--- START OF Record list ---

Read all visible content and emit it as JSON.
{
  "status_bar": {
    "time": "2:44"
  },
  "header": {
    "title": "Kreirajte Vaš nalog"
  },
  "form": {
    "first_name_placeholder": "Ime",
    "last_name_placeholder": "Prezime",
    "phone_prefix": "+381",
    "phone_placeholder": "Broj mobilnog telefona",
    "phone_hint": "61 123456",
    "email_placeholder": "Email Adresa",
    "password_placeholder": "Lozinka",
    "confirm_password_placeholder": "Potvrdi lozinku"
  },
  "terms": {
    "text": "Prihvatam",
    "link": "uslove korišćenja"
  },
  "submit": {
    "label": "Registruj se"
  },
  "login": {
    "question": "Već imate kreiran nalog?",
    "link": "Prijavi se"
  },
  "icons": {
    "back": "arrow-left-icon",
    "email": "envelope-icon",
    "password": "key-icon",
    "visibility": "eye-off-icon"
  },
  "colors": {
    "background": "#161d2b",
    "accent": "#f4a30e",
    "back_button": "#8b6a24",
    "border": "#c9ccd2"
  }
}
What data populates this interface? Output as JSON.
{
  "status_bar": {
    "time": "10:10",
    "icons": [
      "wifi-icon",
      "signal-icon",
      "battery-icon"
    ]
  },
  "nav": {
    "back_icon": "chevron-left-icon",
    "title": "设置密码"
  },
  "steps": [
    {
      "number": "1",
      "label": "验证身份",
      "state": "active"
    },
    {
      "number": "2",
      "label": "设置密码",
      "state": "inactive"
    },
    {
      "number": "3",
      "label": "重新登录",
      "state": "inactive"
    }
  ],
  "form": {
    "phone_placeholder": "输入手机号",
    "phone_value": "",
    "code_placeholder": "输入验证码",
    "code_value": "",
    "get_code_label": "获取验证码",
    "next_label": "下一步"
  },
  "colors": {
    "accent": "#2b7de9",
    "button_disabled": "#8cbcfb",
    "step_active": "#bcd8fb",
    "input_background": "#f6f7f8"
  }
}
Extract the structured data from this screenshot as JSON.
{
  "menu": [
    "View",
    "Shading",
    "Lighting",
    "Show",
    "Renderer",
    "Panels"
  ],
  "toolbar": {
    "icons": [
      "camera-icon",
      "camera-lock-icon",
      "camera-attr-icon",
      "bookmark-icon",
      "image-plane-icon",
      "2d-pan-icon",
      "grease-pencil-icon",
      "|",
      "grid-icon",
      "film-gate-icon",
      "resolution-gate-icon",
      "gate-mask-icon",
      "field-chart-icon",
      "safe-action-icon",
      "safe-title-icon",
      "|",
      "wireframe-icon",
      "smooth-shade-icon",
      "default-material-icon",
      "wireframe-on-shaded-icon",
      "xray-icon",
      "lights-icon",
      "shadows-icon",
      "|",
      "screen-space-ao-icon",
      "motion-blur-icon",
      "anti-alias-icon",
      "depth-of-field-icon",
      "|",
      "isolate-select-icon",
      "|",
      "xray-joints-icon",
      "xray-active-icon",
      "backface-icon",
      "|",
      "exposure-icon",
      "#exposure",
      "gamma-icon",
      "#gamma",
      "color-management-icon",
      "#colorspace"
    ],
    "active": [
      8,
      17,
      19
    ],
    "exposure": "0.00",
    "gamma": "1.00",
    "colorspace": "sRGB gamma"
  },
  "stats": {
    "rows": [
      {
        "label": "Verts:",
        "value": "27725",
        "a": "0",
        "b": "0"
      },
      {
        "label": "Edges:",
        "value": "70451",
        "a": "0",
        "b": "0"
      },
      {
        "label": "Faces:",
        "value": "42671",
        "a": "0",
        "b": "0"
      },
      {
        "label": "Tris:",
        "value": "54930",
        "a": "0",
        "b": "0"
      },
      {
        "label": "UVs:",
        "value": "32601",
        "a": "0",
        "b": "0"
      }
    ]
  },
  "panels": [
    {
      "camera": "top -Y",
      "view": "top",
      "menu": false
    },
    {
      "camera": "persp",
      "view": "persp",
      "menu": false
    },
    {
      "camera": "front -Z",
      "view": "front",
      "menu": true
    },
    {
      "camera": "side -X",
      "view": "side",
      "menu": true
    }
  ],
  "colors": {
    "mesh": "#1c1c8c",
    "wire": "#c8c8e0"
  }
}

--- END OF Record list ---

Print the records above exactly as they appear.

Read all visible content and emit it as JSON.
{
  "status_bar": {
    "time": "2:44"
  },
  "header": {
    "title": "Kreirajte Vaš nalog"
  },
  "form": {
    "first_name_placeholder": "Ime",
    "last_name_placeholder": "Prezime",
    "phone_prefix": "+381",
    "phone_placeholder": "Broj mobilnog telefona",
    "phone_hint": "61 123456",
    "email_placeholder": "Email Adresa",
    "password_placeholder": "Lozinka",
    "confirm_password_placeholder": "Potvrdi lozinku"
  },
  "terms": {
    "text": "Prihvatam",
    "link": "uslove korišćenja"
  },
  "submit": {
    "label": "Registruj se"
  },
  "login": {
    "question": "Već imate kreiran nalog?",
    "link": "Prijavi se"
  },
  "icons": {
    "back": "arrow-left-icon",
    "email": "envelope-icon",
    "password": "key-icon",
    "visibility": "eye-off-icon"
  },
  "colors": {
    "background": "#161d2b",
    "accent": "#f4a30e",
    "back_button": "#8b6a24",
    "border": "#c9ccd2"
  }
}
What data populates this interface? Output as JSON.
{
  "status_bar": {
    "time": "10:10",
    "icons": [
      "wifi-icon",
      "signal-icon",
      "battery-icon"
    ]
  },
  "nav": {
    "back_icon": "chevron-left-icon",
    "title": "设置密码"
  },
  "steps": [
    {
      "number": "1",
      "label": "验证身份",
      "state": "active"
    },
    {
      "number": "2",
      "label": "设置密码",
      "state": "inactive"
    },
    {
      "number": "3",
      "label": "重新登录",
      "state": "inactive"
    }
  ],
  "form": {
    "phone_placeholder": "输入手机号",
    "phone_value": "",
    "code_placeholder": "输入验证码",
    "code_value": "",
    "get_code_label": "获取验证码",
    "next_label": "下一步"
  },
  "colors": {
    "accent": "#2b7de9",
    "button_disabled": "#8cbcfb",
    "step_active": "#bcd8fb",
    "input_background": "#f6f7f8"
  }
}
Extract the structured data from this screenshot as JSON.
{
  "menu": [
    "View",
    "Shading",
    "Lighting",
    "Show",
    "Renderer",
    "Panels"
  ],
  "toolbar": {
    "icons": [
      "camera-icon",
      "camera-lock-icon",
      "camera-attr-icon",
      "bookmark-icon",
      "image-plane-icon",
      "2d-pan-icon",
      "grease-pencil-icon",
      "|",
      "grid-icon",
      "film-gate-icon",
      "resolution-gate-icon",
      "gate-mask-icon",
      "field-chart-icon",
      "safe-action-icon",
      "safe-title-icon",
      "|",
      "wireframe-icon",
      "smooth-shade-icon",
      "default-material-icon",
      "wireframe-on-shaded-icon",
      "xray-icon",
      "lights-icon",
      "shadows-icon",
      "|",
      "screen-space-ao-icon",
      "motion-blur-icon",
      "anti-alias-icon",
      "depth-of-field-icon",
      "|",
      "isolate-select-icon",
      "|",
      "xray-joints-icon",
      "xray-active-icon",
      "backface-icon",
      "|",
      "exposure-icon",
      "#exposure",
      "gamma-icon",
      "#gamma",
      "color-management-icon",
      "#colorspace"
    ],
    "active": [
      8,
      17,
      19
    ],
    "exposure": "0.00",
    "gamma": "1.00",
    "colorspace": "sRGB gamma"
  },
  "stats": {
    "rows": [
      {
        "label": "Verts:",
        "value": "27725",
        "a": "0",
        "b": "0"
      },
      {
        "label": "Edges:",
        "value": "70451",
        "a": "0",
        "b": "0"
      },
      {
        "label": "Faces:",
        "value": "42671",
        "a": "0",
        "b": "0"
      },
      {
        "label": "Tris:",
        "value": "54930",
        "a": "0",
        "b": "0"
      },
      {
        "label": "UVs:",
        "value": "32601",
        "a": "0",
        "b": "0"
      }
    ]
  },
  "panels": [
    {
      "camera": "top -Y",
      "view": "top",
      "menu": false
    },
    {
      "camera": "persp",
      "view": "persp",
      "menu": false
    },
    {
      "camera": "front -Z",
      "view": "front",
      "menu": true
    },
    {
      "camera": "side -X",
      "view": "side",
      "menu": true
    }
  ],
  "colors": {
    "mesh": "#1c1c8c",
    "wire": "#c8c8e0"
  }
}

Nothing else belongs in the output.